PROBLEM DESCRIPTION — Find each line with "title" and copy it.

EXERCISE INPUT —
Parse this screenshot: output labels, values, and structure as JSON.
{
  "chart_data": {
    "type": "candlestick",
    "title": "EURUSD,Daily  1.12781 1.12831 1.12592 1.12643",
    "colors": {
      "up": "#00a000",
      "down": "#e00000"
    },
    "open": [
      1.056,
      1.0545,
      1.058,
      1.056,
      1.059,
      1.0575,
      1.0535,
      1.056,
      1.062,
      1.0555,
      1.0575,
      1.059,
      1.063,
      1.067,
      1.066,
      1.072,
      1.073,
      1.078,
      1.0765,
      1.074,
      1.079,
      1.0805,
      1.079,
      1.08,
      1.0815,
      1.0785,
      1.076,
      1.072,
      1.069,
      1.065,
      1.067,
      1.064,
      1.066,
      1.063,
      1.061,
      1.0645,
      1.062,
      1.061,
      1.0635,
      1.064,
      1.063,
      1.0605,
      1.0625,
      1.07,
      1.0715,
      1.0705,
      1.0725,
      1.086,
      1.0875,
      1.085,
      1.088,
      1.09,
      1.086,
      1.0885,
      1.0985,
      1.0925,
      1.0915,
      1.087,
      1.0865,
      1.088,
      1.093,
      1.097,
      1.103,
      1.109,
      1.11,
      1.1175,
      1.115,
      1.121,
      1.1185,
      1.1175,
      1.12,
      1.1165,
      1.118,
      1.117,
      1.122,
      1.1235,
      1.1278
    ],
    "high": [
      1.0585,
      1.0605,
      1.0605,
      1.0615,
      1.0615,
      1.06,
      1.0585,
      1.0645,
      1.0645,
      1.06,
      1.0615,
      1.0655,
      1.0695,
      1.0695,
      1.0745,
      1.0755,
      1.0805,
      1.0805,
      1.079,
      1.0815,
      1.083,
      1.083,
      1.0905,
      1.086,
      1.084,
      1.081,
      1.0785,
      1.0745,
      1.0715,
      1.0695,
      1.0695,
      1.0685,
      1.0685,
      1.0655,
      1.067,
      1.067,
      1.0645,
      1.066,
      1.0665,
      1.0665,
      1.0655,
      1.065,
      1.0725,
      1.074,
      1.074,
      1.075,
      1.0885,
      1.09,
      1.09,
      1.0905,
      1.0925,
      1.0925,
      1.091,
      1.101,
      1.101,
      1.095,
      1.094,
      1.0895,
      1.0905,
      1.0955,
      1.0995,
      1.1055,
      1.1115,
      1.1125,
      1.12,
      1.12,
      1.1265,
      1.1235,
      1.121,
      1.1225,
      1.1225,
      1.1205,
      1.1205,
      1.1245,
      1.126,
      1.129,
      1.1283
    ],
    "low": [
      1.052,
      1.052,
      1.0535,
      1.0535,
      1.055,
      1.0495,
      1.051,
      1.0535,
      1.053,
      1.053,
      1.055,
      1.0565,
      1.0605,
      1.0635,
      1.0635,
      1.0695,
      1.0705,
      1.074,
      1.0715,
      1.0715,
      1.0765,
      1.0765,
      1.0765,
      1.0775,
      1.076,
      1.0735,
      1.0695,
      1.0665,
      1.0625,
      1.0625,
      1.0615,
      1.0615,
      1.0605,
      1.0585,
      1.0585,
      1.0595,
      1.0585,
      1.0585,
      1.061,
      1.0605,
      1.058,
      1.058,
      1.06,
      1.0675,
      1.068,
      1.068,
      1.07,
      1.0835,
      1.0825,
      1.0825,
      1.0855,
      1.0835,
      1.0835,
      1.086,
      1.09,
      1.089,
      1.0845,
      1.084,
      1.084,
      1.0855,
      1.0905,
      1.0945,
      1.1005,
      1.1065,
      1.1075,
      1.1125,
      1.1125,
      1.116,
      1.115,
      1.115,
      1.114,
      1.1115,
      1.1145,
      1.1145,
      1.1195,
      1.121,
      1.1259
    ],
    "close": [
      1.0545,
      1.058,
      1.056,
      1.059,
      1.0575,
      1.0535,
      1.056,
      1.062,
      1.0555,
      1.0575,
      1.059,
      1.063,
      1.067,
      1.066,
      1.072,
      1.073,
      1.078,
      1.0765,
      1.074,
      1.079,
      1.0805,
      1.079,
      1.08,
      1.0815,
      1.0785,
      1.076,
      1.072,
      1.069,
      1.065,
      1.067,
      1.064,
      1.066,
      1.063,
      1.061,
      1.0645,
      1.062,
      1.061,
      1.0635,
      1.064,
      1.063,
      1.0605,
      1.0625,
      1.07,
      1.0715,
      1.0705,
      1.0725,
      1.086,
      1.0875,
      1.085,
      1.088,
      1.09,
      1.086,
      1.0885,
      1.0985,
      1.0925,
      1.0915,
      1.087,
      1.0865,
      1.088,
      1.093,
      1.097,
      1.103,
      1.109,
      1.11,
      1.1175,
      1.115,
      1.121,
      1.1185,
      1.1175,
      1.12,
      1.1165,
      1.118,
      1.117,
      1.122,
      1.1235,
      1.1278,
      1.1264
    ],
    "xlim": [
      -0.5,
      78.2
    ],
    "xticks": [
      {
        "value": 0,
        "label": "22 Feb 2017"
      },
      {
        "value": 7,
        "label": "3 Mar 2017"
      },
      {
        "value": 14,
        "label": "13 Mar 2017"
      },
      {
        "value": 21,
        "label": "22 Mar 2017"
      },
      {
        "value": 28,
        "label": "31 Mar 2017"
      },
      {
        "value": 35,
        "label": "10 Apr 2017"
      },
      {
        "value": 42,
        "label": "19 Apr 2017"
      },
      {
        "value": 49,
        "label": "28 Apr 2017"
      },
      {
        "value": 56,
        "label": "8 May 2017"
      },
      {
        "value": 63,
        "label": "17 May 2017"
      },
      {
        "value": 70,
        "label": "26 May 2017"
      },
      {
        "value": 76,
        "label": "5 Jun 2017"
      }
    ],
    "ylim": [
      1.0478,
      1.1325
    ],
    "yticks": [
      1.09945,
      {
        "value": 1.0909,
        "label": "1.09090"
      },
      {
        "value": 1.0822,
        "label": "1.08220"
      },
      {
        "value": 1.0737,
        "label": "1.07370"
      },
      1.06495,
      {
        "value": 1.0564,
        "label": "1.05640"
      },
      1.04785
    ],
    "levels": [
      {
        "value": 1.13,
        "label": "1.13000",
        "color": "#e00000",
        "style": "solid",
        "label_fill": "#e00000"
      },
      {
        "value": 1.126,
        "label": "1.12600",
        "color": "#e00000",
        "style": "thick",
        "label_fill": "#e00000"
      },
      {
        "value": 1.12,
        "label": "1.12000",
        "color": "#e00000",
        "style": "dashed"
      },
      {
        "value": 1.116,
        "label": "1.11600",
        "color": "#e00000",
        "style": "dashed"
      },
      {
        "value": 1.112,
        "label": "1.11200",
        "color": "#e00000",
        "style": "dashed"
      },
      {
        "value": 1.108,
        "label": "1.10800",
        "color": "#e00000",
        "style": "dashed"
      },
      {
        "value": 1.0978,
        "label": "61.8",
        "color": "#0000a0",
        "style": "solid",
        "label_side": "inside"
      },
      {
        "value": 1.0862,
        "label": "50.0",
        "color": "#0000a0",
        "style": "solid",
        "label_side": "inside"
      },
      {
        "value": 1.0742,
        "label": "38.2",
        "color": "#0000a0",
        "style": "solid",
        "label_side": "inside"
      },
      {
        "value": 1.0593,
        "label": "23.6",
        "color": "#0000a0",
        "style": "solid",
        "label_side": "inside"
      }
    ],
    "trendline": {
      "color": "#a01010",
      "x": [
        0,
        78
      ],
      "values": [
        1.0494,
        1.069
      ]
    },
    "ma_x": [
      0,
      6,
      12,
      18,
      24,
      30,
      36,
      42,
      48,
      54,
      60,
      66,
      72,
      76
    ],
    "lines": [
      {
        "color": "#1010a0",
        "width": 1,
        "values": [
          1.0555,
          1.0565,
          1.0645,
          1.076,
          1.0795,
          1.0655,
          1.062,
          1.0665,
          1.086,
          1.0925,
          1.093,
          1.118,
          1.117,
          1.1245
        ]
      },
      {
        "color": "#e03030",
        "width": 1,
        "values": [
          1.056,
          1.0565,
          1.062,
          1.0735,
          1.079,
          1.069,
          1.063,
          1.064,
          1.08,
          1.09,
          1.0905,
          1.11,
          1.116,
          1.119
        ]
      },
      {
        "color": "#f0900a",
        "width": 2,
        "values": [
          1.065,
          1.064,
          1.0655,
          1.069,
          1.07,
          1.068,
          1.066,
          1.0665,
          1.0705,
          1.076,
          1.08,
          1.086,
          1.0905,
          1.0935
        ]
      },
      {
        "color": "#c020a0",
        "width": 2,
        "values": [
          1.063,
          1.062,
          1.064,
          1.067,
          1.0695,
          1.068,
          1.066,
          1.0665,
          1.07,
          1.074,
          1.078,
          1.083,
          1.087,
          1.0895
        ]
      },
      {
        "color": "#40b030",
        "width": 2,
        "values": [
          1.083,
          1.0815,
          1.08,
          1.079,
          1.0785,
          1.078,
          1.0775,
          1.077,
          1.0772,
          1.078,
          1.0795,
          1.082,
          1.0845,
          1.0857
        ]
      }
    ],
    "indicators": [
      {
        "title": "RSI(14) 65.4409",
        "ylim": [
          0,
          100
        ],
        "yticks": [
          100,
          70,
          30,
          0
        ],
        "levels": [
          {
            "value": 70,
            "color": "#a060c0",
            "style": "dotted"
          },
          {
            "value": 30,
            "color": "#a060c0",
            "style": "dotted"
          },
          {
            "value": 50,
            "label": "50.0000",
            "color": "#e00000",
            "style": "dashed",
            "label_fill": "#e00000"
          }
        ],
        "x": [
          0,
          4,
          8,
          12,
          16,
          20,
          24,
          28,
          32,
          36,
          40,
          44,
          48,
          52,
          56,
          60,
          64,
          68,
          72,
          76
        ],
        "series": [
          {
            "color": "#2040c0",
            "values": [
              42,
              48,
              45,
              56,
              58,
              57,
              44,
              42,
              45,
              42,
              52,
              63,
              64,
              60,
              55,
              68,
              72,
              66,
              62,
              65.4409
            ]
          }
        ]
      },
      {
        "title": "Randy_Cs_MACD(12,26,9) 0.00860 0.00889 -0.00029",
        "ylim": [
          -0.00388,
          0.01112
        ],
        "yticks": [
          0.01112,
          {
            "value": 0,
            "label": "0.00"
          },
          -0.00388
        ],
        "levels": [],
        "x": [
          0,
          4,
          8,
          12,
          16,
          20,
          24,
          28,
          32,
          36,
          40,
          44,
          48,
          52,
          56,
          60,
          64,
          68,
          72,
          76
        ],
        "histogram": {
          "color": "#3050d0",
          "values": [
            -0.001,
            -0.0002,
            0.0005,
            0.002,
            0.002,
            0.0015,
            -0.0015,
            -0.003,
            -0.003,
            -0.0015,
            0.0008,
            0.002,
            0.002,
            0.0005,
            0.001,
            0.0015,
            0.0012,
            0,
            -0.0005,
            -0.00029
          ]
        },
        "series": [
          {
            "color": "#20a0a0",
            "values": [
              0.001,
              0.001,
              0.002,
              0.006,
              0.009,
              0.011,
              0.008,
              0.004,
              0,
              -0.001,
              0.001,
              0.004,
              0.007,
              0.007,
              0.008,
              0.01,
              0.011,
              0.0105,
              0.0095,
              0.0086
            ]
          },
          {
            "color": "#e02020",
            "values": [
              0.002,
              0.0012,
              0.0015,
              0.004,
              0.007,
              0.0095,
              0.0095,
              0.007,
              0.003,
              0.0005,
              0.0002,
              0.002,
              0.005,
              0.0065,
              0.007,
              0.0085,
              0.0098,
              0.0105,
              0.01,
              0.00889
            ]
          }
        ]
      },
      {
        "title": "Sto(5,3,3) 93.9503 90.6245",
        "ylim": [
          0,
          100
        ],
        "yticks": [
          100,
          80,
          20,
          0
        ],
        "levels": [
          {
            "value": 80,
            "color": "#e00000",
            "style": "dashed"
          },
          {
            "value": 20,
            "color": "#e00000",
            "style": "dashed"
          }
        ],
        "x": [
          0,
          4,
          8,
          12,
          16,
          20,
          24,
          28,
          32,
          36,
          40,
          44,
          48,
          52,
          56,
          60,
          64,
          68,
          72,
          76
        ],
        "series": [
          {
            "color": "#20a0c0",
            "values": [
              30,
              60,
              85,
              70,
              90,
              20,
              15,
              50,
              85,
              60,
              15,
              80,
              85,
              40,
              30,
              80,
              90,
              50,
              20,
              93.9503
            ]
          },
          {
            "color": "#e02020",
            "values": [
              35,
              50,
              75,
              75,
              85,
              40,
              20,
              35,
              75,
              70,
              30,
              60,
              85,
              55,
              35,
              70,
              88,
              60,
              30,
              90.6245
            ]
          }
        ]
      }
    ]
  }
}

OUTPUT —
    "title": "EURUSD,Daily  1.12781 1.12831 1.12592 1.12643",
        "title": "RSI(14) 65.4409",
        "title": "Randy_Cs_MACD(12,26,9) 0.00860 0.00889 -0.00029",
        "title": "Sto(5,3,3) 93.9503 90.6245",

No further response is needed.